◆ JOB ◆
Pick out every line in the data below that holds "ylabel".

◆ DATA SUPPLIED ◆
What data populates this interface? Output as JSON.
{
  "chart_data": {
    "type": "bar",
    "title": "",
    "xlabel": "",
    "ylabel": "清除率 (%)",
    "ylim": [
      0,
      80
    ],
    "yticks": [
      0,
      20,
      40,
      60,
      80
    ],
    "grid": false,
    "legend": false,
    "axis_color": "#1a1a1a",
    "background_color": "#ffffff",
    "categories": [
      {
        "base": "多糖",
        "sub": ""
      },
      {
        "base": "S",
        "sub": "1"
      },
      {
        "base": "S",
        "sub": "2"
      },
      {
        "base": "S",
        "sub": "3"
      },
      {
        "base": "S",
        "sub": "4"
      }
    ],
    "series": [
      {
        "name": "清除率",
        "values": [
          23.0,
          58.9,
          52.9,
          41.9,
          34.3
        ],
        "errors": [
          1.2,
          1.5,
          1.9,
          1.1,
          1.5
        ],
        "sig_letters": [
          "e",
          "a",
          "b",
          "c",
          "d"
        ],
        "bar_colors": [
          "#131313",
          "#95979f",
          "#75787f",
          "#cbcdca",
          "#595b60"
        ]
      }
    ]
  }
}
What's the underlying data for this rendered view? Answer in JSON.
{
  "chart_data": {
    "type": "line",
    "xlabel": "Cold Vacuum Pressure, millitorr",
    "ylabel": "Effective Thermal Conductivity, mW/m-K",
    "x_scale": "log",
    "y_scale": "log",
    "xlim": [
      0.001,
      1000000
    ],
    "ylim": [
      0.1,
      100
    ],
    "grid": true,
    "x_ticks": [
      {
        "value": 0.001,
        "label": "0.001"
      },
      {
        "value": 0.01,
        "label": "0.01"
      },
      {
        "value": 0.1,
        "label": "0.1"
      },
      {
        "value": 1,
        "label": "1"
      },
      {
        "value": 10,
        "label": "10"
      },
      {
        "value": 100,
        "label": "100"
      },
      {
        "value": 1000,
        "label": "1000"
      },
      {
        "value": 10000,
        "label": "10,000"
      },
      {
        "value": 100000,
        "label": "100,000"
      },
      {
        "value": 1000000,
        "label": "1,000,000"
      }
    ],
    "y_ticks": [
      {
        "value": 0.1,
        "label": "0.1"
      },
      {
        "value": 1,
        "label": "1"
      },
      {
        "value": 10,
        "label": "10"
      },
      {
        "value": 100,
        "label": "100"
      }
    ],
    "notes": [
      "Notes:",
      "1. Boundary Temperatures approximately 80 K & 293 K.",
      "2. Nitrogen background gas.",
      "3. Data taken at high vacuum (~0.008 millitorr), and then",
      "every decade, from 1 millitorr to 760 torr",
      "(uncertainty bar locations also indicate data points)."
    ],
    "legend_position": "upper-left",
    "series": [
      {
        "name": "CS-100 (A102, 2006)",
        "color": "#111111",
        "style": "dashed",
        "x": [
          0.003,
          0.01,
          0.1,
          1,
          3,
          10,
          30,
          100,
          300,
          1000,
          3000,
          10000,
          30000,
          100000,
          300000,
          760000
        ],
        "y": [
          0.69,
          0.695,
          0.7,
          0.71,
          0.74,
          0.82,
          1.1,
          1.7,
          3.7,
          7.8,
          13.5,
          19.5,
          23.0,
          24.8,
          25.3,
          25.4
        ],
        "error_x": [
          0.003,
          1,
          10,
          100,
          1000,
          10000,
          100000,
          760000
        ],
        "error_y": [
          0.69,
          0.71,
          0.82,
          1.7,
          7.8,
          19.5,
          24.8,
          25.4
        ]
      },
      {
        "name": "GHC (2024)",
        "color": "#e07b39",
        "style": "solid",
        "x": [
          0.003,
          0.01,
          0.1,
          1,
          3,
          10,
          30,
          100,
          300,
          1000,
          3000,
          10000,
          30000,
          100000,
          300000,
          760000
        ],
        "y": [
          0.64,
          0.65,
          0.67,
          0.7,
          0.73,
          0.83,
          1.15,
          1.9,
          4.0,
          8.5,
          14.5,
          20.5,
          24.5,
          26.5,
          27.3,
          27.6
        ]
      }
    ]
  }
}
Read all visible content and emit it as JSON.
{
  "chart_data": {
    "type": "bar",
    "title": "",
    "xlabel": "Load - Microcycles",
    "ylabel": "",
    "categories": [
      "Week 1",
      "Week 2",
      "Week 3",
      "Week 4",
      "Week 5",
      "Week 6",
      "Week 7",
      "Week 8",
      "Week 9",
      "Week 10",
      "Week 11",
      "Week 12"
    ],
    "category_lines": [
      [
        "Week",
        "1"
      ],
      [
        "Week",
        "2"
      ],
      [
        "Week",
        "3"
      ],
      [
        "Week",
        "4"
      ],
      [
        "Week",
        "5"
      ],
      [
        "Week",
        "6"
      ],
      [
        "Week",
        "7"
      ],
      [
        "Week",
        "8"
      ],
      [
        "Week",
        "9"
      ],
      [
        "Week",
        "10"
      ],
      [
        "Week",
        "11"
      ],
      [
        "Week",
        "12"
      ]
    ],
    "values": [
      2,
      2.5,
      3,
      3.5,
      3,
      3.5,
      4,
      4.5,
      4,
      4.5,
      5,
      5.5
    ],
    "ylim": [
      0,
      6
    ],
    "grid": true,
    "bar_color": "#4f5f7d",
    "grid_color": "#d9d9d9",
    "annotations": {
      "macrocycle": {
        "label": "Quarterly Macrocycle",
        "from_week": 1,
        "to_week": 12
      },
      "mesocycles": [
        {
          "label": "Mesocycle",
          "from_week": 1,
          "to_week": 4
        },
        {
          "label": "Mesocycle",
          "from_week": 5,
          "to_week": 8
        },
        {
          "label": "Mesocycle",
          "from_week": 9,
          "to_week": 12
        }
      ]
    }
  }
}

◆ EXERCISE SOLUTION ◆
    "ylabel": "清除率 (%)",
    "ylabel": "Effective Thermal Conductivity, mW/m-K",
    "ylabel": "",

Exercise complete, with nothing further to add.